## Task
Tally every line of the listing below that holds "деталь", then give the tally alone.

········

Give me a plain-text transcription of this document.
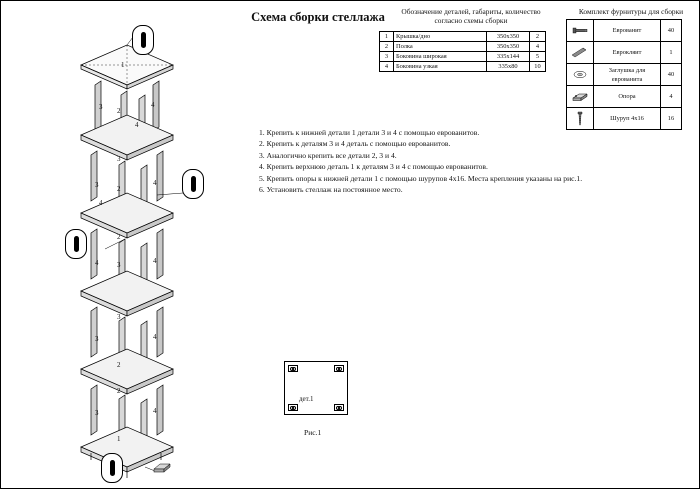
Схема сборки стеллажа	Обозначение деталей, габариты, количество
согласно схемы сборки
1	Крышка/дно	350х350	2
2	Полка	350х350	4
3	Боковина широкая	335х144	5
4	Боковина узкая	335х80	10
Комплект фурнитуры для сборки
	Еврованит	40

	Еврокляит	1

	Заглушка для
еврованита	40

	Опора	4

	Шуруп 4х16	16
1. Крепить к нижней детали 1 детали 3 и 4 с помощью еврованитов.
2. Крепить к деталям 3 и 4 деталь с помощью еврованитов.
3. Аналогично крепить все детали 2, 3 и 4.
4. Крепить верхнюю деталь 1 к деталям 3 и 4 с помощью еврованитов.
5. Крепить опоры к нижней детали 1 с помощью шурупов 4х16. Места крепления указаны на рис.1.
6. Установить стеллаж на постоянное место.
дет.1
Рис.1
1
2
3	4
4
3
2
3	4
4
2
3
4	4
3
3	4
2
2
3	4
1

········

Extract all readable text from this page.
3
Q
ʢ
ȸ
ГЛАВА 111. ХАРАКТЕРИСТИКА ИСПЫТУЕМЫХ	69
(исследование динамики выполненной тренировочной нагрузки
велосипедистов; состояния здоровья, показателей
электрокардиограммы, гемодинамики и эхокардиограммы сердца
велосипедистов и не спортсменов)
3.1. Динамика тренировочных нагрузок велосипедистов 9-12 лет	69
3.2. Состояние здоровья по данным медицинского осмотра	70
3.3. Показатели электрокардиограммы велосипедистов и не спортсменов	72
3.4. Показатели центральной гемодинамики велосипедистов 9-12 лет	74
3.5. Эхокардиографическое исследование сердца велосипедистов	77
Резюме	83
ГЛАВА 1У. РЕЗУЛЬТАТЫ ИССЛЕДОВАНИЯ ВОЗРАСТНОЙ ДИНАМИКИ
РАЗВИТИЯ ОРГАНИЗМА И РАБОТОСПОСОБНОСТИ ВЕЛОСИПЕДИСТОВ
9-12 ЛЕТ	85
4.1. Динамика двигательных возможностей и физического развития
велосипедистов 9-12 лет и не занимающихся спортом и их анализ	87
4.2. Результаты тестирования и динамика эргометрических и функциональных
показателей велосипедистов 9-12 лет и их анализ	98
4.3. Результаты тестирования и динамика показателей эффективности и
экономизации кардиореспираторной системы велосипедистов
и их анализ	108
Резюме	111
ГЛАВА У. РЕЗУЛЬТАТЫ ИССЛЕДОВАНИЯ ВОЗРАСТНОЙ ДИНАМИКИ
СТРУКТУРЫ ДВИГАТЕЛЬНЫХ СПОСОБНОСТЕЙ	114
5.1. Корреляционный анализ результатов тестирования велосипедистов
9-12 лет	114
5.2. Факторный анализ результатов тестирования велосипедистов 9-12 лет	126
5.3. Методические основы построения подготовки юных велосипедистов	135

········

## Output for this exercise
2